▶ [VORLIEGENDER TEXT]
------------------------------------------------
Digitalisierungsindex der deutschen Wirtschaft

Der Digitalisierungsindex stieg 2022 nur geringfügig von 107,9 auf 108,9 Punkte. Der Index wird vom IW Köln im Auftrag des Bundeswirtschaftsministeriums erhoben und misst den Digitalisierungsgrad der Wirtschaft am Standort Deutschland mithilfe von 37 Indikatoren, die verschiedene Dimensionen der Digitalisierung abbilden.

Die Wirtschaft in Deutschland ist im Jahr 2022 im Vergleich zum Vorjahr nur geringfügig digitaler geworden. Das zeigt der Digitalisierungsindex des Bundesministeriums für Wirtschaft und Klimaschutz in Zusammenarbeit mit dem IW Köln. Der Indexwert stieg 2022 von 107,9 auf 108,9 Punkte. Nach dem starken Anstieg im Jahr 2021 stagniert die Digitalisierung nun also.

Große Unternehmen, die IKT-Branche und die Bundeslandgruppe Süd (Baden-Württemberg und Bayern) sind wie auch im Vorjahr deutliche Digitalisierungsvorreiter. Auf der Indexebene der Regionstypen lösen Kernstädte die Agglomerationen an der Spitze ab. Kleine Unternehmen, das Sonstige Produzierende Gewerbe und die geringverdichteten ländlichen Räume haben wie auch schon im Jahr 2021 am meisten Aufholbedarf.

Coronapandemie hat (noch) nicht zu nachhaltigem Digitalisierungsschub geführt

Das Digitalisierungsmomentum der Coronapandemie hat noch nicht zu einem umfassenden und nachhaltigen Digitalisierungsschub in der deutschen Wirtschaft geführt. Wegen der Konfluenz verschiedener Krisen, darunter die Energiekrise, die Lieferkettenschwierigkeiten und die Preisentwicklung, und der somit fortbestehenden Ausnahmesituation ist jedoch nicht auszuschließen, dass ein solcher Schub noch ausgelöst wird. Dafür müssten sich der starke Kostendruck und die Unsicherheiten, denen Unternehmen gegenwärtig gegenüberstehen, verringern. Dann werden die Unternehmen wieder mehr Investitionsspielraum haben, um weiterreichende Digitalisierungsprojekte voranzutreiben.
------------------------------------------------
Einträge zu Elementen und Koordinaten

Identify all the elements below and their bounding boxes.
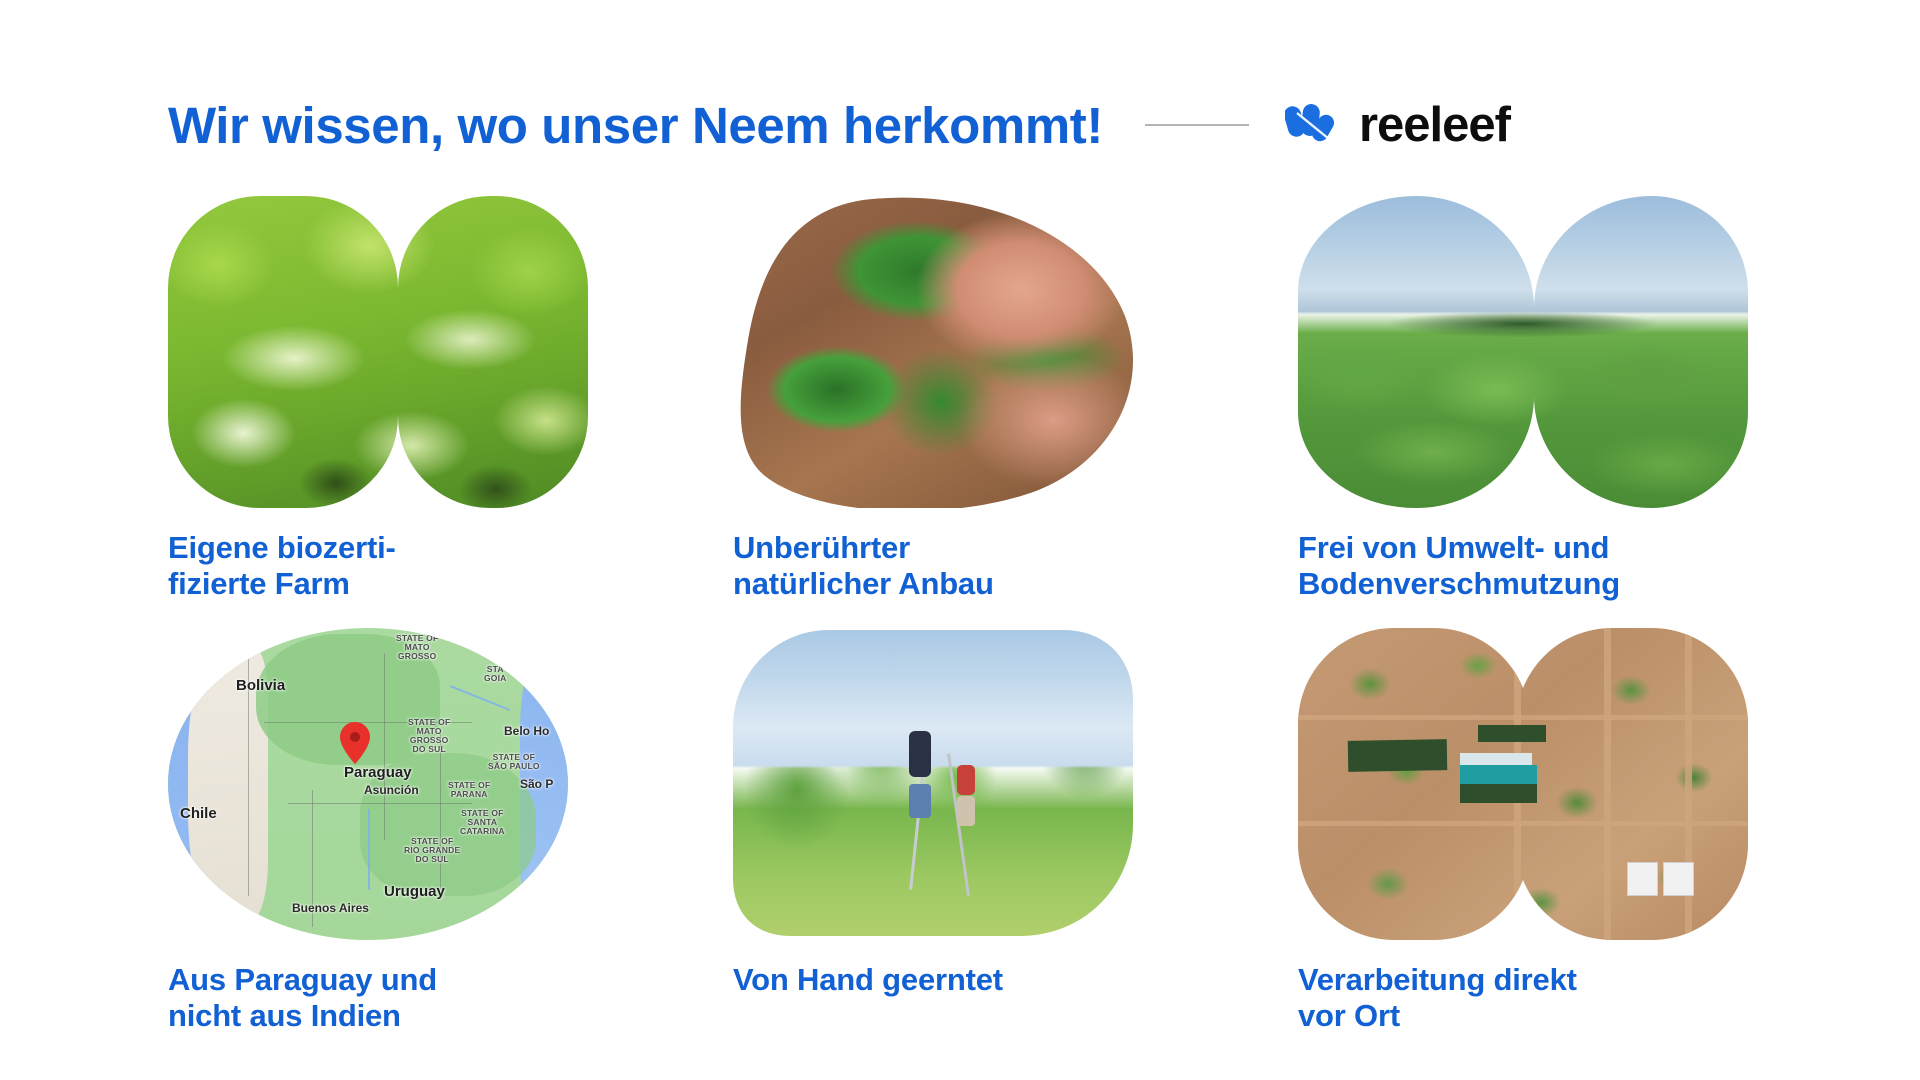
card-image-neem-leaf: [733, 196, 1133, 508]
horizontal-rule-divider-icon: [1145, 124, 1249, 126]
map-label-state-mato-grosso: STATE OF MATO GROSSO: [396, 634, 438, 661]
map-label-state-sao-paulo: STATE OF SÃO PAULO: [488, 753, 540, 771]
location-pin-icon[interactable]: [340, 722, 370, 764]
card-image-hand-harvest: [733, 628, 1133, 940]
feature-card-hand-harvested: Von Hand geerntet: [733, 628, 1153, 1034]
map-label-state-parana: STATE OF PARANA: [448, 781, 490, 799]
card-caption: Unberührter natürlicher Anbau: [733, 530, 1153, 602]
reeleef-leaf-mark-icon: [1285, 102, 1341, 148]
map-label-sao-paulo-city: São P: [520, 778, 553, 791]
feature-grid: Eigene biozerti- fizierte Farm Unberührt…: [168, 196, 1768, 1034]
map-label-chile: Chile: [180, 806, 217, 822]
card-caption: Frei von Umwelt- und Bodenverschmutzung: [1298, 530, 1778, 602]
card-image-aerial-farm: [1298, 628, 1748, 940]
feature-card-processing-on-site: Verarbeitung direkt vor Ort: [1298, 628, 1778, 1034]
page-header: Wir wissen, wo unser Neem herkommt! reel…: [168, 92, 1754, 158]
map-label-buenos-aires: Buenos Aires: [292, 902, 369, 915]
map-label-paraguay: Paraguay: [344, 765, 412, 781]
map-river: [450, 685, 510, 711]
map-label-state-rio-grande-sul: STATE OF RIO GRANDE DO SUL: [404, 837, 460, 864]
card-image-neem-grove: [1298, 196, 1748, 508]
feature-card-free-of-pollution: Frei von Umwelt- und Bodenverschmutzung: [1298, 196, 1778, 602]
map-label-asuncion: Asunción: [364, 784, 419, 797]
map-label-state-mato-grosso-sul: STATE OF MATO GROSSO DO SUL: [408, 718, 450, 754]
promo-infographic-page: Wir wissen, wo unser Neem herkommt! reel…: [0, 0, 1920, 1080]
brand-logo[interactable]: reeleef: [1285, 101, 1510, 150]
map-label-uruguay: Uruguay: [384, 884, 445, 900]
feature-card-from-paraguay: Bolivia Chile Paraguay Uruguay Asunción …: [168, 628, 588, 1034]
feature-card-untouched-cultivation: Unberührter natürlicher Anbau: [733, 196, 1153, 602]
brand-name: reeleef: [1359, 101, 1510, 150]
map-border-line: [384, 653, 385, 840]
map-label-bolivia: Bolivia: [236, 678, 285, 694]
card-caption: Verarbeitung direkt vor Ort: [1298, 962, 1778, 1034]
page-title: Wir wissen, wo unser Neem herkommt!: [168, 100, 1103, 151]
map-river: [368, 809, 370, 890]
map-border-line: [440, 734, 441, 890]
card-caption: Eigene biozerti- fizierte Farm: [168, 530, 588, 602]
card-image-neem-nursery: [168, 196, 588, 508]
card-image-paraguay-map[interactable]: Bolivia Chile Paraguay Uruguay Asunción …: [168, 628, 568, 940]
map-label-state-santa-catarina: STATE OF SANTA CATARINA: [460, 809, 505, 836]
feature-card-own-organic-farm: Eigene biozerti- fizierte Farm: [168, 196, 588, 602]
map-canvas: Bolivia Chile Paraguay Uruguay Asunción …: [168, 628, 568, 940]
map-border-line: [288, 803, 472, 804]
card-caption: Aus Paraguay und nicht aus Indien: [168, 962, 588, 1034]
map-label-state-goias: STA GOIA: [484, 665, 507, 683]
card-caption: Von Hand geerntet: [733, 962, 1153, 998]
map-label-belo-horizonte: Belo Ho: [504, 725, 549, 738]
------------------------------------------------
▶ [AUFGABENTEILE]
1. Schreib aus dem Text zum Digitalisierungsindex den Abschnitt ab, der mit den Worten „Das Digitalisierungsmomentum der“ beginnt und mit den Worten „weiterreichende Digitalisierungsprojekte voranzutreiben.“ endet.
2. Ändere in den Einträgen den Abschnitt von der Zeile mit „card-image-neem-leaf: [733, 196, 1133, 508]“ bis zur Zeile mit „promo-infographic-page: Wir wissen, wo“, beide eingeschlossen: Ersetze „Von Hand geerntet“ durch „Von Hand gepflückt“ und gib nur diese Zeilen sonst unverändert wieder.

▶ [LÖSUNGEN JE AUFGABE]
1.
Das Digitalisierungsmomentum der Coronapandemie hat noch nicht zu einem umfassenden und nachhaltigen Digitalisierungsschub in der deutschen Wirtschaft geführt. Wegen der Konfluenz verschiedener Krisen, darunter die Energiekrise, die Lieferkettenschwierigkeiten und die Preisentwicklung, und der somit fortbestehenden Ausnahmesituation ist jedoch nicht auszuschließen, dass ein solcher Schub noch ausgelöst wird. Dafür müssten sich der starke Kostendruck und die Unsicherheiten, denen Unternehmen gegenwärtig gegenüberstehen, verringern. Dann werden die Unternehmen wieder mehr Investitionsspielraum haben, um weiterreichende Digitalisierungsprojekte voranzutreiben.

2.
card-image-neem-leaf: [733, 196, 1133, 508]
horizontal-rule-divider-icon: [1145, 124, 1249, 126]
map-label-state-mato-grosso: STATE OF MATO GROSSO: [396, 634, 438, 661]
map-label-state-sao-paulo: STATE OF SÃO PAULO: [488, 753, 540, 771]
location-pin-icon[interactable]: [340, 722, 370, 764]
card-image-hand-harvest: [733, 628, 1133, 940]
feature-card-hand-harvested: Von Hand gepflückt: [733, 628, 1153, 1034]
map-label-state-parana: STATE OF PARANA: [448, 781, 490, 799]
card-caption: Unberührter natürlicher Anbau: [733, 530, 1153, 602]
reeleef-leaf-mark-icon: [1285, 102, 1341, 148]
map-label-sao-paulo-city: São P: [520, 778, 553, 791]
feature-grid: Eigene biozerti- fizierte Farm Unberührt…: [168, 196, 1768, 1034]
map-label-chile: Chile: [180, 806, 217, 822]
card-caption: Frei von Umwelt- und Bodenverschmutzung: [1298, 530, 1778, 602]
card-image-aerial-farm: [1298, 628, 1748, 940]
feature-card-processing-on-site: Verarbeitung direkt vor Ort: [1298, 628, 1778, 1034]
page-header: Wir wissen, wo unser Neem herkommt! reel…: [168, 92, 1754, 158]
map-label-buenos-aires: Buenos Aires: [292, 902, 369, 915]
map-label-paraguay: Paraguay: [344, 765, 412, 781]
map-river: [450, 685, 510, 711]
map-label-state-rio-grande-sul: STATE OF RIO GRANDE DO SUL: [404, 837, 460, 864]
card-image-neem-grove: [1298, 196, 1748, 508]
feature-card-free-of-pollution: Frei von Umwelt- und Bodenverschmutzung: [1298, 196, 1778, 602]
map-label-asuncion: Asunción: [364, 784, 419, 797]
map-label-state-mato-grosso-sul: STATE OF MATO GROSSO DO SUL: [408, 718, 450, 754]
promo-infographic-page: Wir wissen, wo unser Neem herkommt! reel…: [0, 0, 1920, 1080]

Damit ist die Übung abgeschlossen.